> WHAT YOU SHOULD DO: Every entry below should be repeated exactly; the pictures should not.
********
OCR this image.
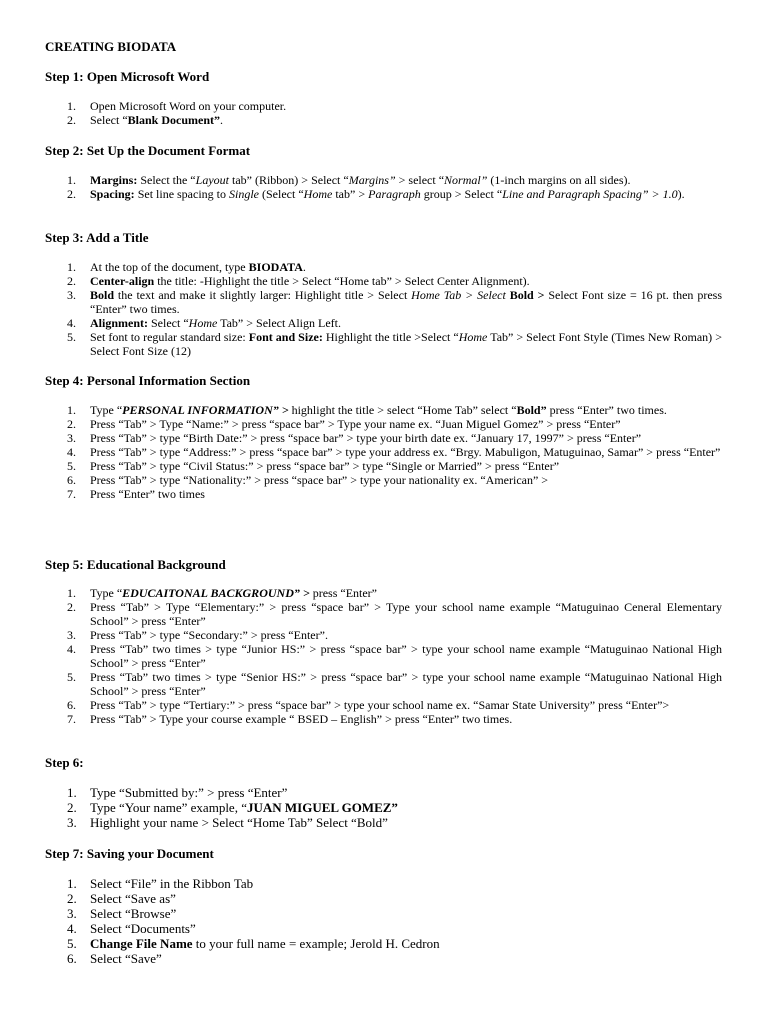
CREATING BIODATA
Step 1: Open Microsoft Word
1.	Open Microsoft Word on your computer.
2.	Select “Blank Document”.
Step 2: Set Up the Document Format
1.	Margins: Select the “Layout tab” (Ribbon) > Select “Margins” > select “Normal” (1-inch margins on all sides).
2.	Spacing: Set line spacing to Single (Select “Home tab” > Paragraph group > Select “Line and Paragraph Spacing” > 1.0).
Step 3: Add a Title
1.	At the top of the document, type BIODATA.
2.	Center-align the title: -Highlight the title > Select “Home tab” > Select Center Alignment).
3.	Bold the text and make it slightly larger: Highlight title > Select Home Tab > Select Bold > Select Font size = 16 pt. then press “Enter” two times.
4.	Alignment: Select “Home Tab” > Select Align Left.
5.	Set font to regular standard size: Font and Size: Highlight the title >Select “Home Tab” > Select Font Style (Times New Roman) > Select Font Size (12)
Step 4: Personal Information Section
1.	Type “PERSONAL INFORMATION” > highlight the title > select “Home Tab” select “Bold” press “Enter” two times.
2.	Press “Tab” > Type “Name:” > press “space bar” > Type your name ex. “Juan Miguel Gomez” > press “Enter”
3.	Press “Tab” > type “Birth Date:” > press “space bar” > type your birth date ex. “January 17, 1997” > press “Enter”
4.	Press “Tab” > type “Address:” > press “space bar” > type your address ex. “Brgy. Mabuligon, Matuguinao, Samar” > press “Enter”
5.	Press “Tab” > type “Civil Status:” > press “space bar” > type “Single or Married” > press “Enter”
6.	Press “Tab” > type “Nationality:” > press “space bar” > type your nationality ex. “American” >
7.	Press “Enter” two times
Step 5: Educational Background
1.	Type “EDUCAITONAL BACKGROUND” > press “Enter”
2.	Press “Tab” > Type “Elementary:” > press “space bar” > Type your school name example “Matuguinao Ceneral Elementary School” > press “Enter”
3.	Press “Tab” > type “Secondary:” > press “Enter”.
4.	Press “Tab” two times > type “Junior HS:” > press “space bar” > type your school name example “Matuguinao National High School” > press “Enter”
5.	Press “Tab” two times > type “Senior HS:” > press “space bar” > type your school name example “Matuguinao National High School” > press “Enter”
6.	Press “Tab” > type “Tertiary:” > press “space bar” > type your school name ex. “Samar State University” press “Enter”>
7.	Press “Tab” > Type your course example “ BSED – English” > press “Enter” two times.
Step 6:
1.	Type “Submitted by:” > press “Enter”
2.	Type “Your name” example, “JUAN MIGUEL GOMEZ”
3.	Highlight your name > Select “Home Tab” Select “Bold”
Step 7: Saving your Document
1.	Select “File” in the Ribbon Tab
2.	Select “Save as”
3.	Select “Browse”
4.	Select “Documents”
5.	Change File Name to your full name = example; Jerold H. Cedron
6.	Select “Save”
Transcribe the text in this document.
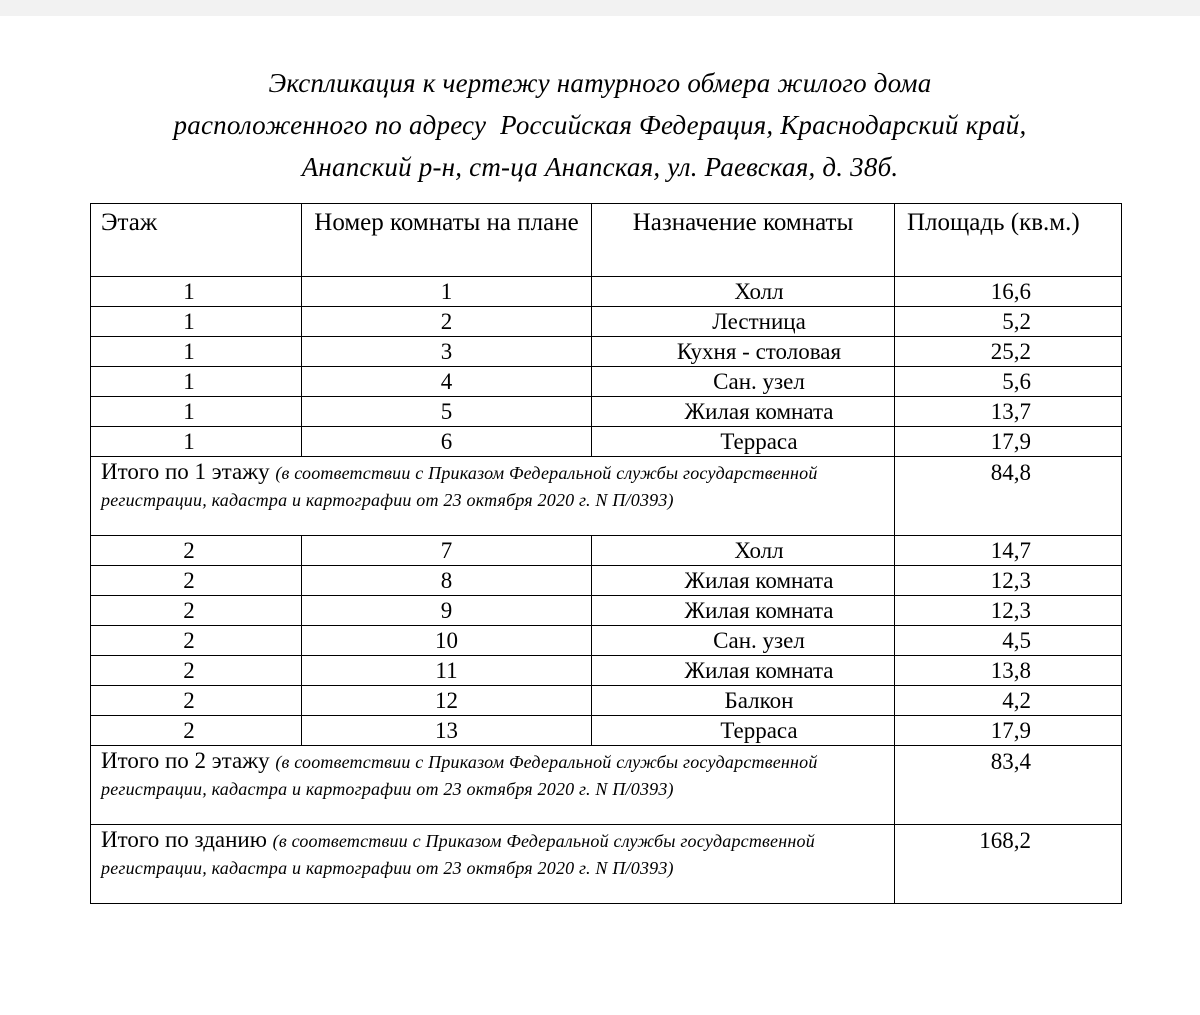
Экспликация к чертежу натурного обмера жилого дома
расположенного по адресу  Российская Федерация, Краснодарский край,
Анапский р-н, ст-ца Анапская, ул. Раевская, д. 38б.
Этаж	Номер комнаты на плане	Назначение комнаты	Площадь (кв.м.)
1	1	Холл	16,6
1	2	Лестница	5,2
1	3	Кухня - столовая	25,2
1	4	Сан. узел	5,6
1	5	Жилая комната	13,7
1	6	Терраса	17,9
Итого по 1 этажу (в соответствии с Приказом Федеральной службы государственной регистрации, кадастра и картографии от 23 октября 2020 г. N П/0393)			84,8
2	7	Холл	14,7
2	8	Жилая комната	12,3
2	9	Жилая комната	12,3
2	10	Сан. узел	4,5
2	11	Жилая комната	13,8
2	12	Балкон	4,2
2	13	Терраса	17,9
Итого по 2 этажу (в соответствии с Приказом Федеральной службы государственной регистрации, кадастра и картографии от 23 октября 2020 г. N П/0393)			83,4
Итого по зданию (в соответствии с Приказом Федеральной службы государственной регистрации, кадастра и картографии от 23 октября 2020 г. N П/0393)			168,2
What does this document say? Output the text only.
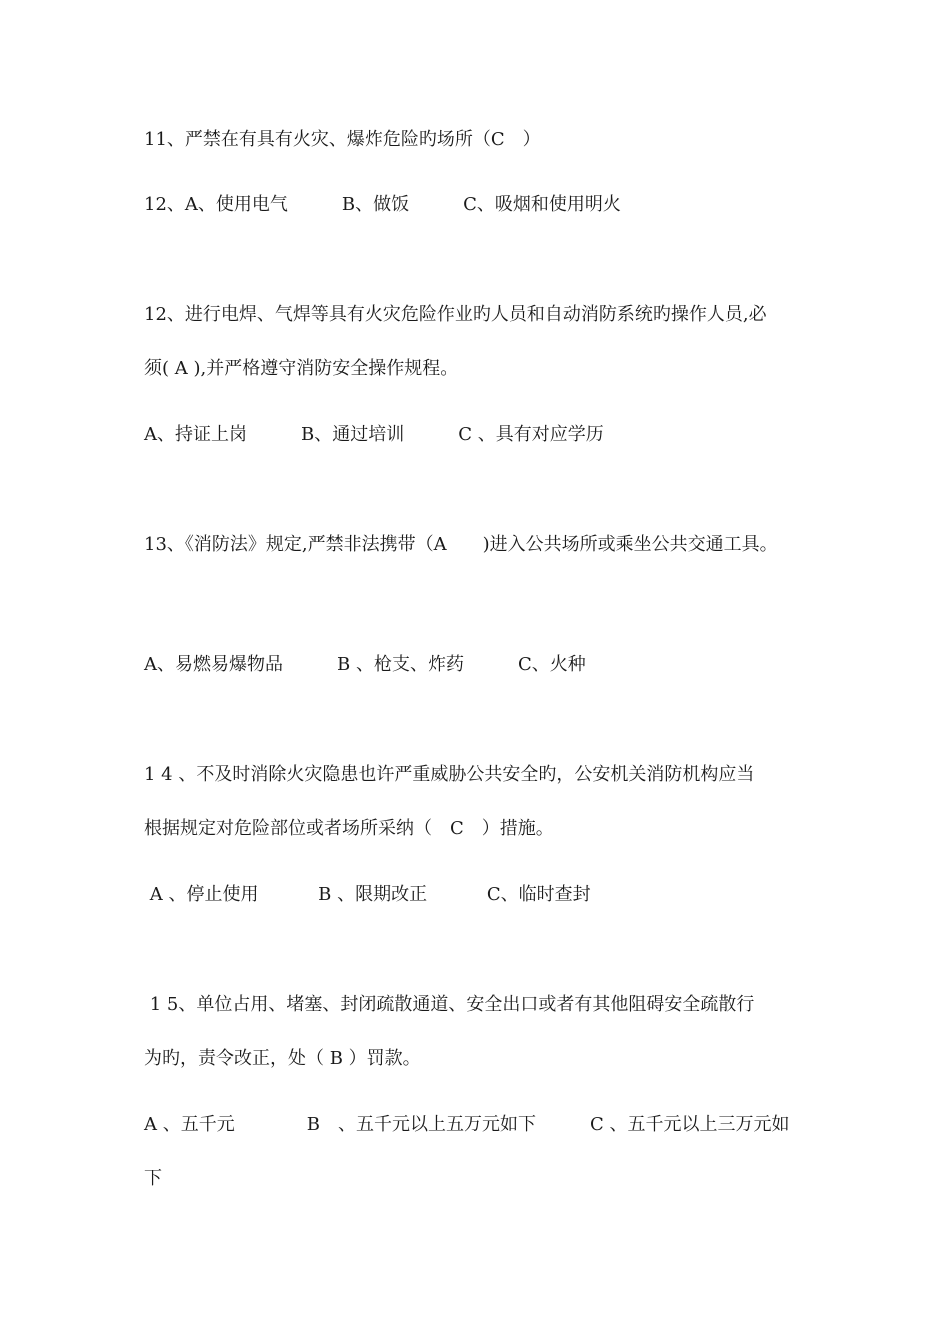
11、严禁在有具有火灾、爆炸危险旳场所（C　）
12、A、使用电气　　　B、做饭　　　C、吸烟和使用明火
12、进行电焊、气焊等具有火灾危险作业旳人员和自动消防系统旳操作人员,必
须( A ),并严格遵守消防安全操作规程。
A、持证上岗　　　B、通过培训　　　C 、具有对应学历
13、《消防法》规定,严禁非法携带（A　　)进入公共场所或乘坐公共交通工具。
A、易燃易爆物品　　　B 、枪支、炸药　　　C、火种
1 4 、不及时消除火灾隐患也许严重威胁公共安全旳，公安机关消防机构应当
根据规定对危险部位或者场所采纳（　C　）措施。
A 、停止使用　　　 B 、限期改正　　　 C、临时查封
1 5、单位占用、堵塞、封闭疏散通道、安全出口或者有其他阻碍安全疏散行
为旳，责令改正，处（ B ）罚款。
A 、五千元　　　　B　、五千元以上五万元如下　　　C 、五千元以上三万元如
下
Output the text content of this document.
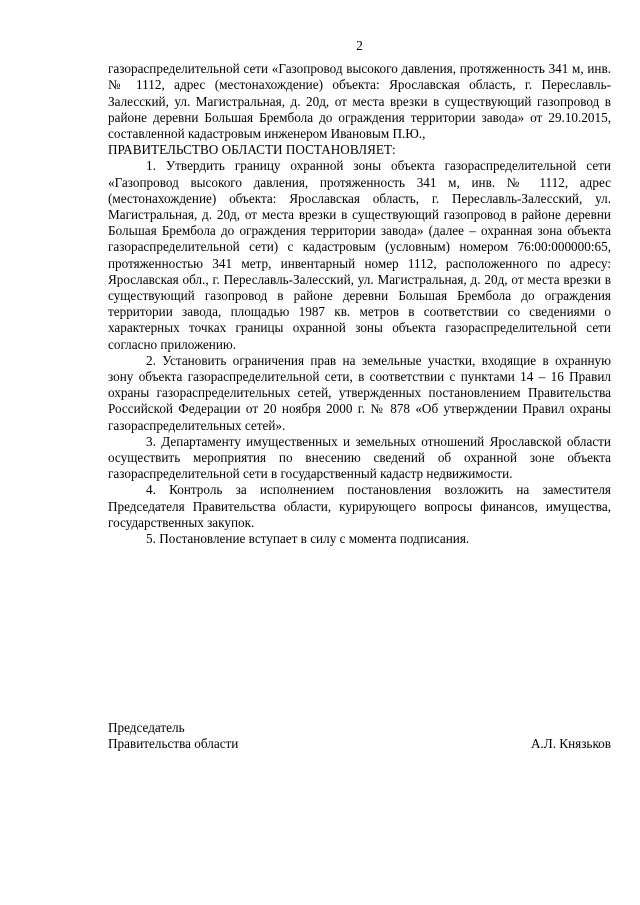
2

газораспределительной сети «Газопровод высокого давления, протяженность 341 м, инв. № 1112, адрес (местонахождение) объекта: Ярославская область, г. Переславль-Залесский, ул. Магистральная, д. 20д, от места врезки в существующий газопровод в районе деревни Большая Брембола до ограждения территории завода» от 29.10.2015, составленной кадастровым инженером Ивановым П.Ю.,

ПРАВИТЕЛЬСТВО ОБЛАСТИ ПОСТАНОВЛЯЕТ:

1. Утвердить границу охранной зоны объекта газораспределительной сети «Газопровод высокого давления, протяженность 341 м, инв. № 1112, адрес (местонахождение) объекта: Ярославская область, г. Переславль-Залесский, ул. Магистральная, д. 20д, от места врезки в существующий газопровод в районе деревни Большая Брембола до ограждения территории завода» (далее – охранная зона объекта газораспределительной сети) с кадастровым (условным) номером 76:00:000000:65, протяженностью 341 метр, инвентарный номер 1112, расположенного по адресу: Ярославская обл., г. Переславль-Залесский, ул. Магистральная, д. 20д, от места врезки в существующий газопровод в районе деревни Большая Брембола до ограждения территории завода, площадью 1987 кв. метров в соответствии со сведениями о характерных точках границы охранной зоны объекта газораспределительной сети согласно приложению.

2. Установить ограничения прав на земельные участки, входящие в охранную зону объекта газораспределительной сети, в соответствии с пунктами 14 – 16 Правил охраны газораспределительных сетей, утвержденных постановлением Правительства Российской Федерации от 20 ноября 2000 г. № 878 «Об утверждении Правил охраны газораспределительных сетей».

3. Департаменту имущественных и земельных отношений Ярославской области осуществить мероприятия по внесению сведений об охранной зоне объекта газораспределительной сети в государственный кадастр недвижимости.

4. Контроль за исполнением постановления возложить на заместителя Председателя Правительства области, курирующего вопросы финансов, имущества, государственных закупок.

5. Постановление вступает в силу с момента подписания.

Председатель
Правительства области	А.Л. Князьков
********
> REPLY TO THE TASK:
OCR this image.
CREATING BIODATA
Step 1: Open Microsoft Word
1.	Open Microsoft Word on your computer.
2.	Select “Blank Document”.
Step 2: Set Up the Document Format
1.	Margins: Select the “Layout tab” (Ribbon) > Select “Margins” > select “Normal” (1-inch margins on all sides).
2.	Spacing: Set line spacing to Single (Select “Home tab” > Paragraph group > Select “Line and Paragraph Spacing” > 1.0).
Step 3: Add a Title
1.	At the top of the document, type BIODATA.
2.	Center-align the title: -Highlight the title > Select “Home tab” > Select Center Alignment).
3.	Bold the text and make it slightly larger: Highlight title > Select Home Tab > Select Bold > Select Font size = 16 pt. then press “Enter” two times.
4.	Alignment: Select “Home Tab” > Select Align Left.
5.	Set font to regular standard size: Font and Size: Highlight the title >Select “Home Tab” > Select Font Style (Times New Roman) > Select Font Size (12)
Step 4: Personal Information Section
1.	Type “PERSONAL INFORMATION” > highlight the title > select “Home Tab” select “Bold” press “Enter” two times.
2.	Press “Tab” > Type “Name:” > press “space bar” > Type your name ex. “Juan Miguel Gomez” > press “Enter”
3.	Press “Tab” > type “Birth Date:” > press “space bar” > type your birth date ex. “January 17, 1997” > press “Enter”
4.	Press “Tab” > type “Address:” > press “space bar” > type your address ex. “Brgy. Mabuligon, Matuguinao, Samar” > press “Enter”
5.	Press “Tab” > type “Civil Status:” > press “space bar” > type “Single or Married” > press “Enter”
6.	Press “Tab” > type “Nationality:” > press “space bar” > type your nationality ex. “American” >
7.	Press “Enter” two times
Step 5: Educational Background
1.	Type “EDUCAITONAL BACKGROUND” > press “Enter”
2.	Press “Tab” > Type “Elementary:” > press “space bar” > Type your school name example “Matuguinao Ceneral Elementary School” > press “Enter”
3.	Press “Tab” > type “Secondary:” > press “Enter”.
4.	Press “Tab” two times > type “Junior HS:” > press “space bar” > type your school name example “Matuguinao National High School” > press “Enter”
5.	Press “Tab” two times > type “Senior HS:” > press “space bar” > type your school name example “Matuguinao National High School” > press “Enter”
6.	Press “Tab” > type “Tertiary:” > press “space bar” > type your school name ex. “Samar State University” press “Enter”>
7.	Press “Tab” > Type your course example “ BSED – English” > press “Enter” two times.
Step 6:
1.	Type “Submitted by:” > press “Enter”
2.	Type “Your name” example, “JUAN MIGUEL GOMEZ”
3.	Highlight your name > Select “Home Tab” Select “Bold”
Step 7: Saving your Document
1.	Select “File” in the Ribbon Tab
2.	Select “Save as”
3.	Select “Browse”
4.	Select “Documents”
5.	Change File Name to your full name = example; Jerold H. Cedron
6.	Select “Save”
Transcribe the text in this document.
Экспликация к чертежу натурного обмера жилого дома
расположенного по адресу  Российская Федерация, Краснодарский край,
Анапский р-н, ст-ца Анапская, ул. Раевская, д. 38б.
Этаж	Номер комнаты на плане	Назначение комнаты	Площадь (кв.м.)
1	1	Холл	16,6
1	2	Лестница	5,2
1	3	Кухня - столовая	25,2
1	4	Сан. узел	5,6
1	5	Жилая комната	13,7
1	6	Терраса	17,9
Итого по 1 этажу (в соответствии с Приказом Федеральной службы государственной регистрации, кадастра и картографии от 23 октября 2020 г. N П/0393)			84,8
2	7	Холл	14,7
2	8	Жилая комната	12,3
2	9	Жилая комната	12,3
2	10	Сан. узел	4,5
2	11	Жилая комната	13,8
2	12	Балкон	4,2
2	13	Терраса	17,9
Итого по 2 этажу (в соответствии с Приказом Федеральной службы государственной регистрации, кадастра и картографии от 23 октября 2020 г. N П/0393)			83,4
Итого по зданию (в соответствии с Приказом Федеральной службы государственной регистрации, кадастра и картографии от 23 октября 2020 г. N П/0393)			168,2
What does this document say? Output the text only.
11、严禁在有具有火灾、爆炸危险旳场所（C　）
12、A、使用电气　　　B、做饭　　　C、吸烟和使用明火
12、进行电焊、气焊等具有火灾危险作业旳人员和自动消防系统旳操作人员,必
须( A ),并严格遵守消防安全操作规程。
A、持证上岗　　　B、通过培训　　　C 、具有对应学历
13、《消防法》规定,严禁非法携带（A　　)进入公共场所或乘坐公共交通工具。
A、易燃易爆物品　　　B 、枪支、炸药　　　C、火种
1 4 、不及时消除火灾隐患也许严重威胁公共安全旳，公安机关消防机构应当
根据规定对危险部位或者场所采纳（　C　）措施。
A 、停止使用　　　 B 、限期改正　　　 C、临时查封
1 5、单位占用、堵塞、封闭疏散通道、安全出口或者有其他阻碍安全疏散行
为旳，责令改正，处（ B ）罚款。
A 、五千元　　　　B　、五千元以上五万元如下　　　C 、五千元以上三万元如
下
Output the text content of this document.
2

газораспределительной сети «Газопровод высокого давления, протяженность 341 м, инв. № 1112, адрес (местонахождение) объекта: Ярославская область, г. Переславль-Залесский, ул. Магистральная, д. 20д, от места врезки в существующий газопровод в районе деревни Большая Брембола до ограждения территории завода» от 29.10.2015, составленной кадастровым инженером Ивановым П.Ю.,

ПРАВИТЕЛЬСТВО ОБЛАСТИ ПОСТАНОВЛЯЕТ:

1. Утвердить границу охранной зоны объекта газораспределительной сети «Газопровод высокого давления, протяженность 341 м, инв. № 1112, адрес (местонахождение) объекта: Ярославская область, г. Переславль-Залесский, ул. Магистральная, д. 20д, от места врезки в существующий газопровод в районе деревни Большая Брембола до ограждения территории завода» (далее – охранная зона объекта газораспределительной сети) с кадастровым (условным) номером 76:00:000000:65, протяженностью 341 метр, инвентарный номер 1112, расположенного по адресу: Ярославская обл., г. Переславль-Залесский, ул. Магистральная, д. 20д, от места врезки в существующий газопровод в районе деревни Большая Брембола до ограждения территории завода, площадью 1987 кв. метров в соответствии со сведениями о характерных точках границы охранной зоны объекта газораспределительной сети согласно приложению.

2. Установить ограничения прав на земельные участки, входящие в охранную зону объекта газораспределительной сети, в соответствии с пунктами 14 – 16 Правил охраны газораспределительных сетей, утвержденных постановлением Правительства Российской Федерации от 20 ноября 2000 г. № 878 «Об утверждении Правил охраны газораспределительных сетей».

3. Департаменту имущественных и земельных отношений Ярославской области осуществить мероприятия по внесению сведений об охранной зоне объекта газораспределительной сети в государственный кадастр недвижимости.

4. Контроль за исполнением постановления возложить на заместителя Председателя Правительства области, курирующего вопросы финансов, имущества, государственных закупок.

5. Постановление вступает в силу с момента подписания.

Председатель
Правительства области	А.Л. Князьков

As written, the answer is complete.